_Aim of the task_.
Track down the lines that contain "Schubstange" and copy them.

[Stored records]
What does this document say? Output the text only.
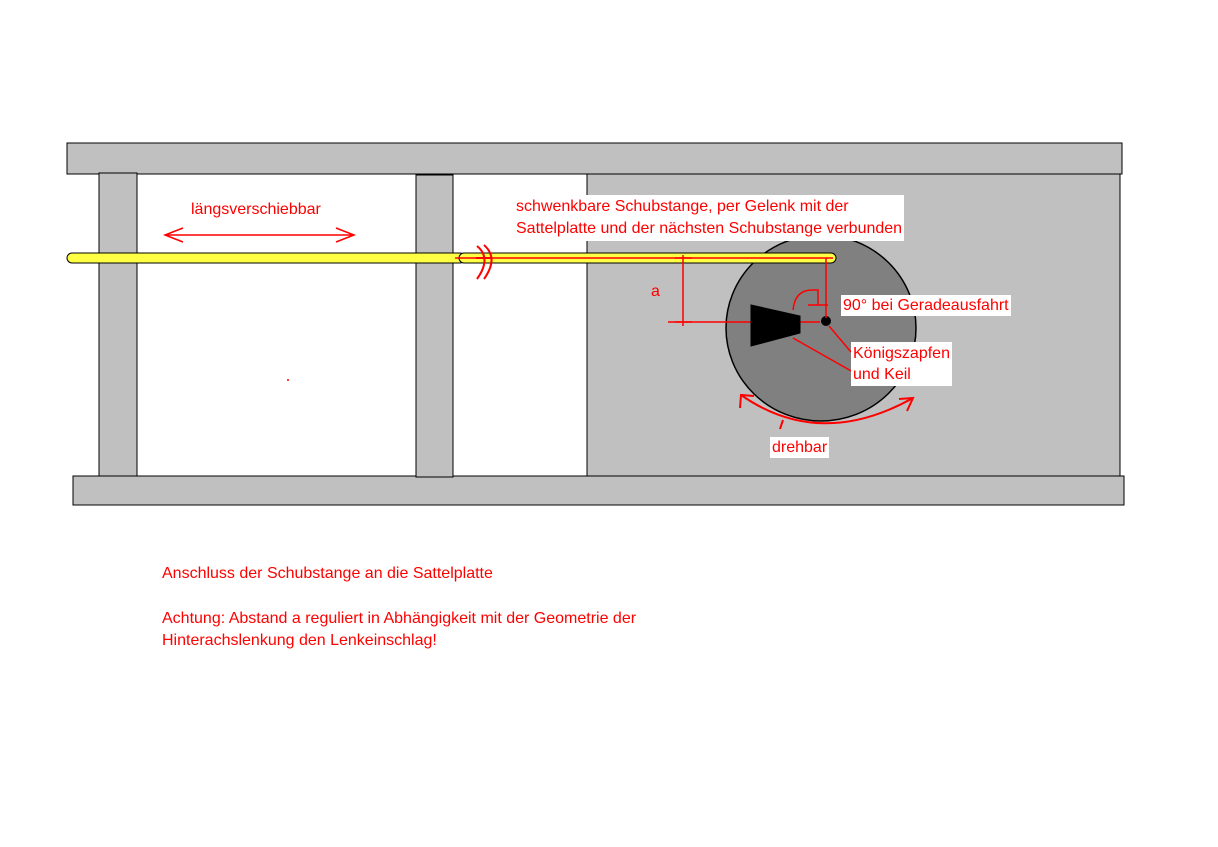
längsverschiebbar	schwenkbare Schubstange, per Gelenk mit der
Sattelplatte und der nächsten Schubstange verbunden
a
90° bei Geradeausfahrt
Königszapfen
und Keil
drehbar
Anschluss der Schubstange an die Sattelplatte
Achtung: Abstand a reguliert in Abhängigkeit mit der Geometrie der
Hinterachslenkung den Lenkeinschlag!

_Exercise output_.
längsverschiebbar	schwenkbare Schubstange, per Gelenk mit der
Sattelplatte und der nächsten Schubstange verbunden
Anschluss der Schubstange an die Sattelplatte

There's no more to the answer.